§ WHAT TO DO:
Please transcribe the listing below in full and word for word, without its pictures.
____ RAW DATA
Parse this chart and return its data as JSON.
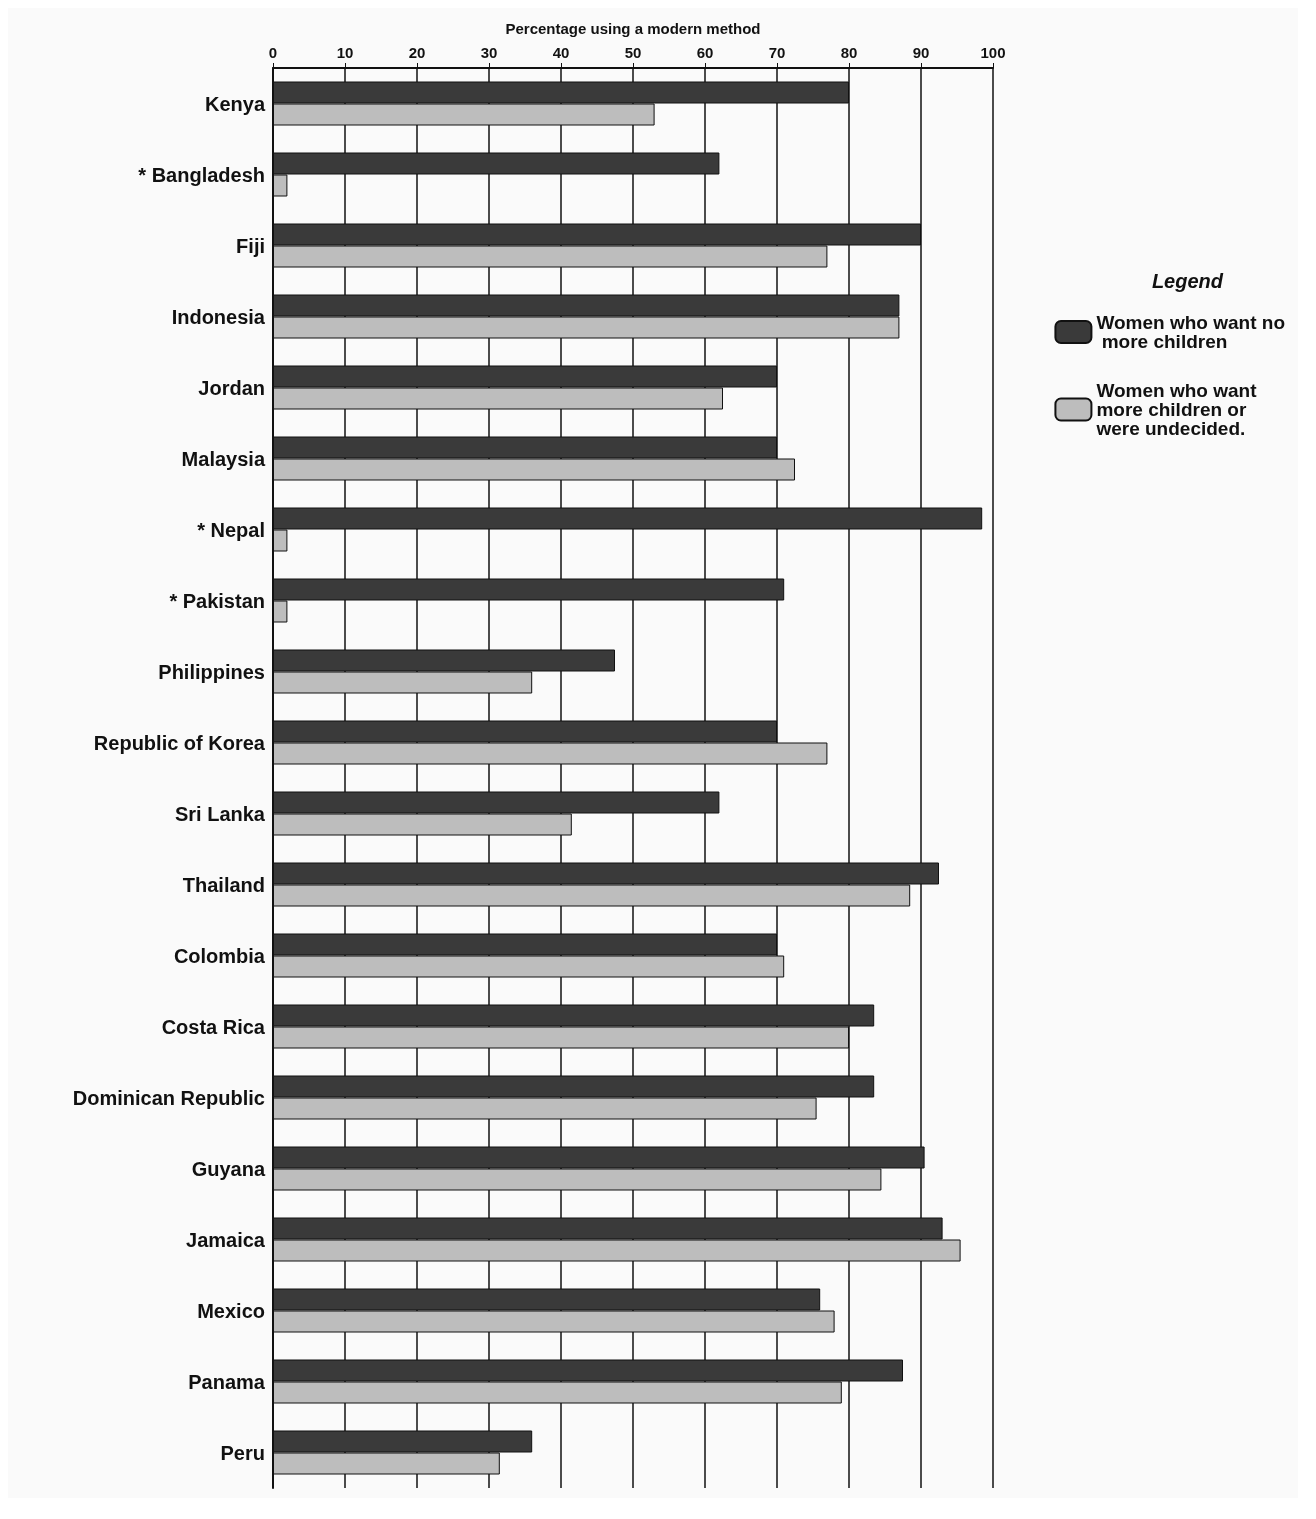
{
  "chart_data": {
    "type": "bar",
    "orientation": "horizontal",
    "xlabel": "Percentage using a modern method",
    "legend_title": "Legend",
    "categories": [
      "Kenya",
      "* Bangladesh",
      "Fiji",
      "Indonesia",
      "Jordan",
      "Malaysia",
      "* Nepal",
      "* Pakistan",
      "Philippines",
      "Republic of Korea",
      "Sri Lanka",
      "Thailand",
      "Colombia",
      "Costa Rica",
      "Dominican Republic",
      "Guyana",
      "Jamaica",
      "Mexico",
      "Panama",
      "Peru"
    ],
    "series": [
      {
        "name": "Women who want no more children",
        "color": "#3a3a3a",
        "values": [
          80,
          62,
          90,
          87,
          70,
          70,
          98.5,
          71,
          47.5,
          70,
          62,
          92.5,
          70,
          83.5,
          83.5,
          90.5,
          93,
          76,
          87.5,
          36
        ]
      },
      {
        "name": "Women who want more children or were undecided.",
        "color": "#bdbdbd",
        "values": [
          53,
          2,
          77,
          87,
          62.5,
          72.5,
          2,
          2,
          36,
          77,
          41.5,
          88.5,
          71,
          80,
          75.5,
          84.5,
          95.5,
          78,
          79,
          31.5
        ]
      }
    ],
    "xlim": [
      0,
      100
    ],
    "xticks": [
      0,
      10,
      20,
      30,
      40,
      50,
      60,
      70,
      80,
      90,
      100
    ],
    "grid": "x",
    "legend": "right"
  }
}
________
§ REPLY TO THE EXERCISE:
Parse this chart and return its data as JSON.
{
  "chart_data": {
    "type": "bar",
    "orientation": "horizontal",
    "xlabel": "Percentage using a modern method",
    "legend_title": "Legend",
    "categories": [
      "Kenya",
      "* Bangladesh",
      "Fiji",
      "Indonesia",
      "Jordan",
      "Malaysia",
      "* Nepal",
      "* Pakistan",
      "Philippines",
      "Republic of Korea",
      "Sri Lanka",
      "Thailand",
      "Colombia",
      "Costa Rica",
      "Dominican Republic",
      "Guyana",
      "Jamaica",
      "Mexico",
      "Panama",
      "Peru"
    ],
    "series": [
      {
        "name": "Women who want no more children",
        "color": "#3a3a3a",
        "values": [
          80,
          62,
          90,
          87,
          70,
          70,
          98.5,
          71,
          47.5,
          70,
          62,
          92.5,
          70,
          83.5,
          83.5,
          90.5,
          93,
          76,
          87.5,
          36
        ]
      },
      {
        "name": "Women who want more children or were undecided.",
        "color": "#bdbdbd",
        "values": [
          53,
          2,
          77,
          87,
          62.5,
          72.5,
          2,
          2,
          36,
          77,
          41.5,
          88.5,
          71,
          80,
          75.5,
          84.5,
          95.5,
          78,
          79,
          31.5
        ]
      }
    ],
    "xlim": [
      0,
      100
    ],
    "xticks": [
      0,
      10,
      20,
      30,
      40,
      50,
      60,
      70,
      80,
      90,
      100
    ],
    "grid": "x",
    "legend": "right"
  }
}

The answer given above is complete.